§ **Task to carry out**
From the listing below, count the lines where the string "this" occurs. Give the number, with no other words.

§ **Dataset entries**
• • • • •

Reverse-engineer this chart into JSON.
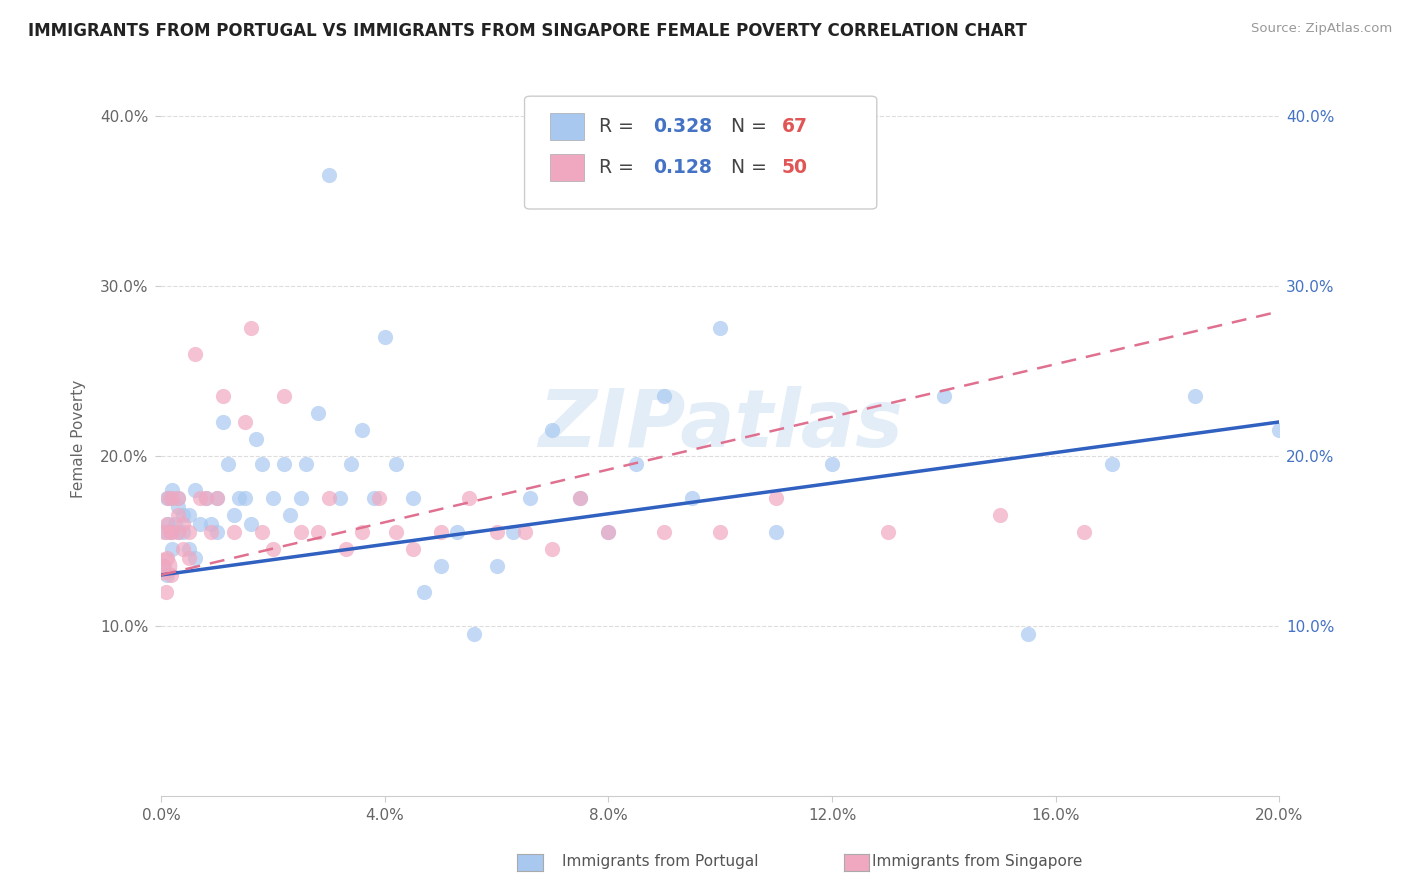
{
  "title": "IMMIGRANTS FROM PORTUGAL VS IMMIGRANTS FROM SINGAPORE FEMALE POVERTY CORRELATION CHART",
  "source": "Source: ZipAtlas.com",
  "ylabel": "Female Poverty",
  "xlim": [
    0.0,
    0.2
  ],
  "ylim": [
    0.0,
    0.42
  ],
  "xticks": [
    0.0,
    0.04,
    0.08,
    0.12,
    0.16,
    0.2
  ],
  "yticks": [
    0.1,
    0.2,
    0.3,
    0.4
  ],
  "ytick_labels": [
    "10.0%",
    "20.0%",
    "30.0%",
    "40.0%"
  ],
  "xtick_labels": [
    "0.0%",
    "4.0%",
    "8.0%",
    "12.0%",
    "16.0%",
    "20.0%"
  ],
  "legend_r1": "0.328",
  "legend_n1": "67",
  "legend_r2": "0.128",
  "legend_n2": "50",
  "color_portugal": "#a8c8f0",
  "color_singapore": "#f0a8c0",
  "color_portugal_line": "#3060c0",
  "color_singapore_line": "#e07090",
  "watermark": "ZIPatlas",
  "portugal_x": [
    0.0005,
    0.0008,
    0.001,
    0.001,
    0.0012,
    0.0015,
    0.0018,
    0.002,
    0.002,
    0.0025,
    0.003,
    0.003,
    0.003,
    0.004,
    0.004,
    0.005,
    0.005,
    0.006,
    0.006,
    0.007,
    0.008,
    0.009,
    0.01,
    0.01,
    0.011,
    0.012,
    0.013,
    0.014,
    0.015,
    0.016,
    0.017,
    0.018,
    0.02,
    0.022,
    0.023,
    0.025,
    0.026,
    0.028,
    0.03,
    0.032,
    0.034,
    0.036,
    0.038,
    0.04,
    0.042,
    0.045,
    0.047,
    0.05,
    0.053,
    0.056,
    0.06,
    0.063,
    0.066,
    0.07,
    0.075,
    0.08,
    0.085,
    0.09,
    0.095,
    0.1,
    0.11,
    0.12,
    0.14,
    0.155,
    0.17,
    0.185,
    0.2
  ],
  "portugal_y": [
    0.135,
    0.155,
    0.13,
    0.175,
    0.16,
    0.175,
    0.155,
    0.18,
    0.145,
    0.16,
    0.175,
    0.155,
    0.17,
    0.165,
    0.155,
    0.145,
    0.165,
    0.14,
    0.18,
    0.16,
    0.175,
    0.16,
    0.155,
    0.175,
    0.22,
    0.195,
    0.165,
    0.175,
    0.175,
    0.16,
    0.21,
    0.195,
    0.175,
    0.195,
    0.165,
    0.175,
    0.195,
    0.225,
    0.365,
    0.175,
    0.195,
    0.215,
    0.175,
    0.27,
    0.195,
    0.175,
    0.12,
    0.135,
    0.155,
    0.095,
    0.135,
    0.155,
    0.175,
    0.215,
    0.175,
    0.155,
    0.195,
    0.235,
    0.175,
    0.275,
    0.155,
    0.195,
    0.235,
    0.095,
    0.195,
    0.235,
    0.215
  ],
  "singapore_x": [
    0.0003,
    0.0005,
    0.0008,
    0.001,
    0.001,
    0.0012,
    0.0015,
    0.0018,
    0.002,
    0.002,
    0.003,
    0.003,
    0.003,
    0.004,
    0.004,
    0.005,
    0.005,
    0.006,
    0.007,
    0.008,
    0.009,
    0.01,
    0.011,
    0.013,
    0.015,
    0.016,
    0.018,
    0.02,
    0.022,
    0.025,
    0.028,
    0.03,
    0.033,
    0.036,
    0.039,
    0.042,
    0.045,
    0.05,
    0.055,
    0.06,
    0.065,
    0.07,
    0.075,
    0.08,
    0.09,
    0.1,
    0.11,
    0.13,
    0.15,
    0.165
  ],
  "singapore_y": [
    0.135,
    0.155,
    0.12,
    0.14,
    0.16,
    0.175,
    0.155,
    0.13,
    0.175,
    0.155,
    0.165,
    0.155,
    0.175,
    0.145,
    0.16,
    0.14,
    0.155,
    0.26,
    0.175,
    0.175,
    0.155,
    0.175,
    0.235,
    0.155,
    0.22,
    0.275,
    0.155,
    0.145,
    0.235,
    0.155,
    0.155,
    0.175,
    0.145,
    0.155,
    0.175,
    0.155,
    0.145,
    0.155,
    0.175,
    0.155,
    0.155,
    0.145,
    0.175,
    0.155,
    0.155,
    0.155,
    0.175,
    0.155,
    0.165,
    0.155
  ]
}
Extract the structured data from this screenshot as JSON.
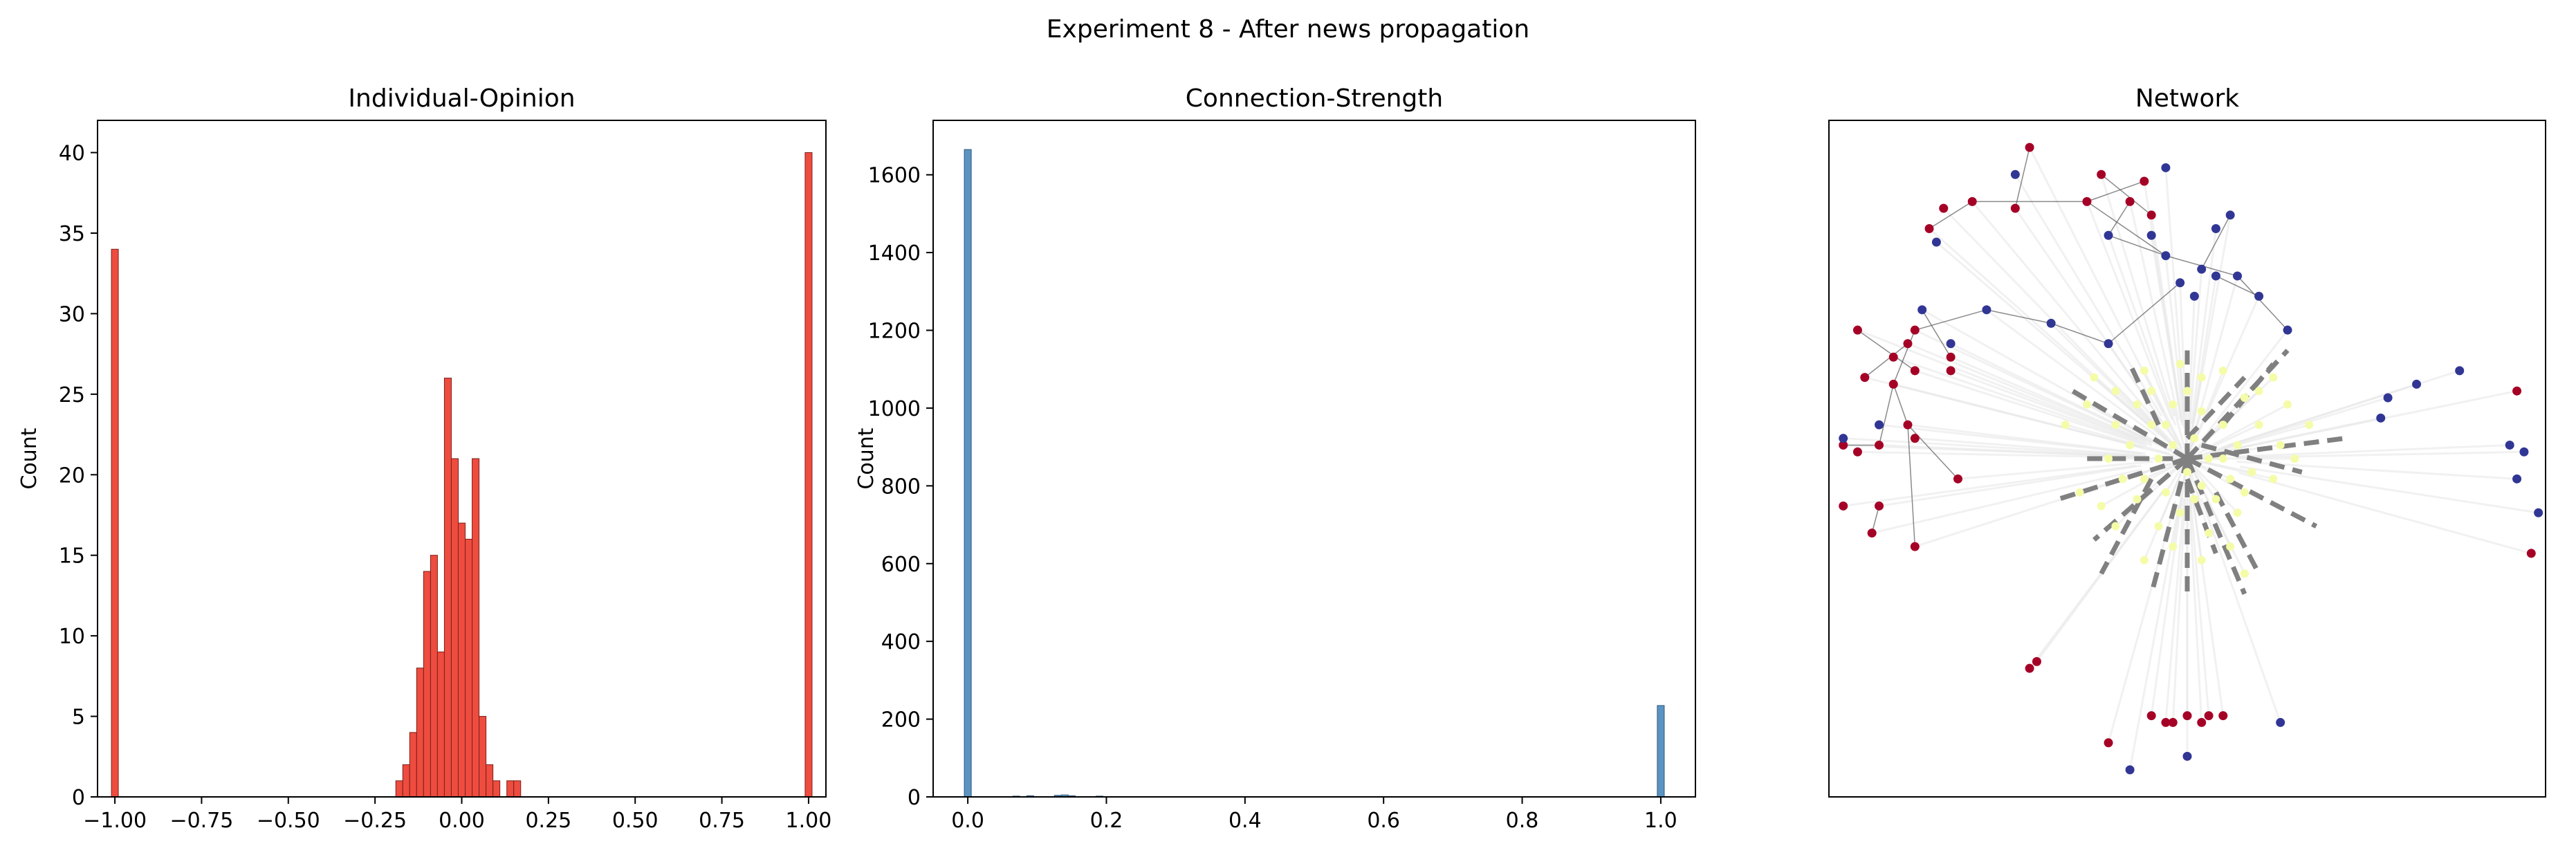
{
  "figure_title": "Experiment 8 - After news propagation",
  "chart_data": [
    {
      "type": "bar",
      "title": "Individual-Opinion",
      "xlabel": "",
      "ylabel": "Count",
      "xlim": [
        -1.05,
        1.05
      ],
      "ylim": [
        0,
        42
      ],
      "xticks": [
        -1.0,
        -0.75,
        -0.5,
        -0.25,
        0.0,
        0.25,
        0.5,
        0.75,
        1.0
      ],
      "xtick_labels": [
        "−1.00",
        "−0.75",
        "−0.50",
        "−0.25",
        "0.00",
        "0.25",
        "0.50",
        "0.75",
        "1.00"
      ],
      "yticks": [
        0,
        5,
        10,
        15,
        20,
        25,
        30,
        35,
        40
      ],
      "ytick_labels": [
        "0",
        "5",
        "10",
        "15",
        "20",
        "25",
        "30",
        "35",
        "40"
      ],
      "bin_width": 0.02,
      "bins": [
        {
          "x": -1.0,
          "count": 34
        },
        {
          "x": -0.18,
          "count": 1
        },
        {
          "x": -0.16,
          "count": 2
        },
        {
          "x": -0.14,
          "count": 4
        },
        {
          "x": -0.12,
          "count": 8
        },
        {
          "x": -0.1,
          "count": 14
        },
        {
          "x": -0.08,
          "count": 15
        },
        {
          "x": -0.06,
          "count": 9
        },
        {
          "x": -0.04,
          "count": 26
        },
        {
          "x": -0.02,
          "count": 21
        },
        {
          "x": 0.0,
          "count": 17
        },
        {
          "x": 0.02,
          "count": 16
        },
        {
          "x": 0.04,
          "count": 21
        },
        {
          "x": 0.06,
          "count": 5
        },
        {
          "x": 0.08,
          "count": 2
        },
        {
          "x": 0.1,
          "count": 1
        },
        {
          "x": 0.14,
          "count": 1
        },
        {
          "x": 0.16,
          "count": 1
        },
        {
          "x": 1.0,
          "count": 40
        }
      ],
      "colors": {
        "fill": "#ee4c3f",
        "edge": "#7a1f1a"
      }
    },
    {
      "type": "bar",
      "title": "Connection-Strength",
      "xlabel": "",
      "ylabel": "Count",
      "xlim": [
        -0.05,
        1.05
      ],
      "ylim": [
        0,
        1740
      ],
      "xticks": [
        0.0,
        0.2,
        0.4,
        0.6,
        0.8,
        1.0
      ],
      "xtick_labels": [
        "0.0",
        "0.2",
        "0.4",
        "0.6",
        "0.8",
        "1.0"
      ],
      "yticks": [
        0,
        200,
        400,
        600,
        800,
        1000,
        1200,
        1400,
        1600
      ],
      "ytick_labels": [
        "0",
        "200",
        "400",
        "600",
        "800",
        "1000",
        "1200",
        "1400",
        "1600"
      ],
      "bin_width": 0.01,
      "bins": [
        {
          "x": 0.0,
          "count": 1665
        },
        {
          "x": 0.07,
          "count": 2
        },
        {
          "x": 0.09,
          "count": 3
        },
        {
          "x": 0.13,
          "count": 4
        },
        {
          "x": 0.14,
          "count": 5
        },
        {
          "x": 0.15,
          "count": 3
        },
        {
          "x": 0.19,
          "count": 2
        },
        {
          "x": 1.0,
          "count": 235
        }
      ],
      "colors": {
        "fill": "#5b94c2",
        "edge": "#2d5878"
      }
    },
    {
      "type": "scatter",
      "title": "Network",
      "xlim": [
        0,
        1
      ],
      "ylim": [
        0,
        1
      ],
      "grid": false,
      "colors": {
        "red": "#a50026",
        "blue": "#313695",
        "yellow": "#f5fca8",
        "dashed_edge": "#808080",
        "thin_edge": "#595959",
        "background_edge": "#e8e8e8"
      },
      "nodes_red": [
        [
          0.28,
          0.96
        ],
        [
          0.2,
          0.88
        ],
        [
          0.38,
          0.92
        ],
        [
          0.36,
          0.88
        ],
        [
          0.44,
          0.91
        ],
        [
          0.42,
          0.88
        ],
        [
          0.45,
          0.86
        ],
        [
          0.16,
          0.87
        ],
        [
          0.14,
          0.84
        ],
        [
          0.26,
          0.87
        ],
        [
          0.12,
          0.69
        ],
        [
          0.04,
          0.69
        ],
        [
          0.11,
          0.67
        ],
        [
          0.17,
          0.65
        ],
        [
          0.09,
          0.65
        ],
        [
          0.17,
          0.63
        ],
        [
          0.12,
          0.63
        ],
        [
          0.09,
          0.61
        ],
        [
          0.05,
          0.62
        ],
        [
          0.11,
          0.55
        ],
        [
          0.12,
          0.53
        ],
        [
          0.02,
          0.52
        ],
        [
          0.07,
          0.52
        ],
        [
          0.04,
          0.51
        ],
        [
          0.18,
          0.47
        ],
        [
          0.02,
          0.43
        ],
        [
          0.07,
          0.43
        ],
        [
          0.06,
          0.39
        ],
        [
          0.12,
          0.37
        ],
        [
          0.96,
          0.6
        ],
        [
          0.98,
          0.36
        ],
        [
          0.29,
          0.2
        ],
        [
          0.28,
          0.19
        ],
        [
          0.45,
          0.12
        ],
        [
          0.47,
          0.11
        ],
        [
          0.5,
          0.12
        ],
        [
          0.52,
          0.11
        ],
        [
          0.53,
          0.12
        ],
        [
          0.55,
          0.12
        ],
        [
          0.48,
          0.11
        ],
        [
          0.39,
          0.08
        ]
      ],
      "nodes_blue": [
        [
          0.26,
          0.92
        ],
        [
          0.47,
          0.93
        ],
        [
          0.15,
          0.82
        ],
        [
          0.39,
          0.83
        ],
        [
          0.45,
          0.83
        ],
        [
          0.54,
          0.84
        ],
        [
          0.56,
          0.86
        ],
        [
          0.47,
          0.8
        ],
        [
          0.52,
          0.78
        ],
        [
          0.54,
          0.77
        ],
        [
          0.49,
          0.76
        ],
        [
          0.57,
          0.77
        ],
        [
          0.64,
          0.69
        ],
        [
          0.51,
          0.74
        ],
        [
          0.22,
          0.72
        ],
        [
          0.31,
          0.7
        ],
        [
          0.39,
          0.67
        ],
        [
          0.13,
          0.72
        ],
        [
          0.17,
          0.67
        ],
        [
          0.88,
          0.63
        ],
        [
          0.82,
          0.61
        ],
        [
          0.77,
          0.56
        ],
        [
          0.78,
          0.59
        ],
        [
          0.95,
          0.52
        ],
        [
          0.97,
          0.51
        ],
        [
          0.96,
          0.47
        ],
        [
          0.99,
          0.42
        ],
        [
          0.02,
          0.53
        ],
        [
          0.07,
          0.55
        ],
        [
          0.6,
          0.74
        ],
        [
          0.63,
          0.11
        ],
        [
          0.42,
          0.04
        ],
        [
          0.5,
          0.06
        ]
      ],
      "nodes_yellow": [
        [
          0.37,
          0.62
        ],
        [
          0.4,
          0.6
        ],
        [
          0.43,
          0.58
        ],
        [
          0.45,
          0.55
        ],
        [
          0.48,
          0.58
        ],
        [
          0.5,
          0.6
        ],
        [
          0.52,
          0.57
        ],
        [
          0.55,
          0.55
        ],
        [
          0.57,
          0.52
        ],
        [
          0.48,
          0.52
        ],
        [
          0.46,
          0.5
        ],
        [
          0.44,
          0.47
        ],
        [
          0.5,
          0.48
        ],
        [
          0.53,
          0.5
        ],
        [
          0.56,
          0.47
        ],
        [
          0.59,
          0.48
        ],
        [
          0.47,
          0.45
        ],
        [
          0.51,
          0.44
        ],
        [
          0.49,
          0.42
        ],
        [
          0.54,
          0.44
        ],
        [
          0.42,
          0.52
        ],
        [
          0.4,
          0.55
        ],
        [
          0.6,
          0.55
        ],
        [
          0.63,
          0.52
        ],
        [
          0.65,
          0.5
        ],
        [
          0.35,
          0.45
        ],
        [
          0.38,
          0.43
        ],
        [
          0.52,
          0.62
        ],
        [
          0.55,
          0.63
        ],
        [
          0.44,
          0.63
        ],
        [
          0.49,
          0.64
        ],
        [
          0.58,
          0.59
        ],
        [
          0.62,
          0.47
        ],
        [
          0.46,
          0.4
        ],
        [
          0.53,
          0.39
        ],
        [
          0.57,
          0.42
        ],
        [
          0.41,
          0.47
        ],
        [
          0.43,
          0.44
        ],
        [
          0.47,
          0.55
        ],
        [
          0.51,
          0.53
        ],
        [
          0.55,
          0.5
        ],
        [
          0.58,
          0.45
        ],
        [
          0.52,
          0.46
        ],
        [
          0.45,
          0.6
        ],
        [
          0.6,
          0.6
        ],
        [
          0.33,
          0.55
        ],
        [
          0.4,
          0.4
        ],
        [
          0.56,
          0.37
        ],
        [
          0.62,
          0.62
        ],
        [
          0.48,
          0.37
        ],
        [
          0.44,
          0.35
        ],
        [
          0.52,
          0.35
        ],
        [
          0.58,
          0.33
        ],
        [
          0.64,
          0.58
        ],
        [
          0.67,
          0.55
        ],
        [
          0.36,
          0.58
        ],
        [
          0.39,
          0.5
        ]
      ],
      "dashed_edges": [
        [
          0.5,
          0.5,
          0.32,
          0.44
        ],
        [
          0.5,
          0.5,
          0.72,
          0.53
        ],
        [
          0.5,
          0.5,
          0.5,
          0.66
        ],
        [
          0.5,
          0.5,
          0.5,
          0.3
        ],
        [
          0.5,
          0.5,
          0.68,
          0.4
        ],
        [
          0.5,
          0.5,
          0.34,
          0.6
        ],
        [
          0.5,
          0.5,
          0.64,
          0.66
        ],
        [
          0.5,
          0.5,
          0.45,
          0.3
        ],
        [
          0.5,
          0.5,
          0.58,
          0.3
        ],
        [
          0.5,
          0.5,
          0.37,
          0.38
        ],
        [
          0.46,
          0.55,
          0.42,
          0.64
        ],
        [
          0.55,
          0.55,
          0.62,
          0.64
        ],
        [
          0.45,
          0.47,
          0.38,
          0.33
        ],
        [
          0.54,
          0.45,
          0.6,
          0.33
        ],
        [
          0.52,
          0.52,
          0.66,
          0.48
        ],
        [
          0.48,
          0.5,
          0.36,
          0.5
        ],
        [
          0.5,
          0.47,
          0.54,
          0.36
        ],
        [
          0.5,
          0.53,
          0.58,
          0.62
        ]
      ],
      "thin_edges": [
        [
          0.2,
          0.88,
          0.36,
          0.88
        ],
        [
          0.36,
          0.88,
          0.44,
          0.91
        ],
        [
          0.36,
          0.88,
          0.47,
          0.8
        ],
        [
          0.47,
          0.8,
          0.57,
          0.77
        ],
        [
          0.57,
          0.77,
          0.64,
          0.69
        ],
        [
          0.47,
          0.8,
          0.39,
          0.83
        ],
        [
          0.39,
          0.83,
          0.42,
          0.88
        ],
        [
          0.31,
          0.7,
          0.39,
          0.67
        ],
        [
          0.31,
          0.7,
          0.22,
          0.72
        ],
        [
          0.22,
          0.72,
          0.12,
          0.69
        ],
        [
          0.12,
          0.69,
          0.09,
          0.61
        ],
        [
          0.09,
          0.61,
          0.11,
          0.55
        ],
        [
          0.11,
          0.55,
          0.18,
          0.47
        ],
        [
          0.09,
          0.61,
          0.07,
          0.52
        ],
        [
          0.07,
          0.52,
          0.02,
          0.52
        ],
        [
          0.11,
          0.55,
          0.12,
          0.37
        ],
        [
          0.07,
          0.43,
          0.06,
          0.39
        ],
        [
          0.14,
          0.84,
          0.2,
          0.88
        ],
        [
          0.26,
          0.87,
          0.28,
          0.96
        ],
        [
          0.45,
          0.86,
          0.38,
          0.92
        ],
        [
          0.52,
          0.78,
          0.56,
          0.86
        ],
        [
          0.49,
          0.76,
          0.39,
          0.67
        ],
        [
          0.6,
          0.74,
          0.54,
          0.77
        ],
        [
          0.17,
          0.65,
          0.13,
          0.72
        ],
        [
          0.12,
          0.63,
          0.04,
          0.69
        ],
        [
          0.05,
          0.62,
          0.11,
          0.67
        ]
      ]
    }
  ]
}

• • • • •

§ **Task output**
2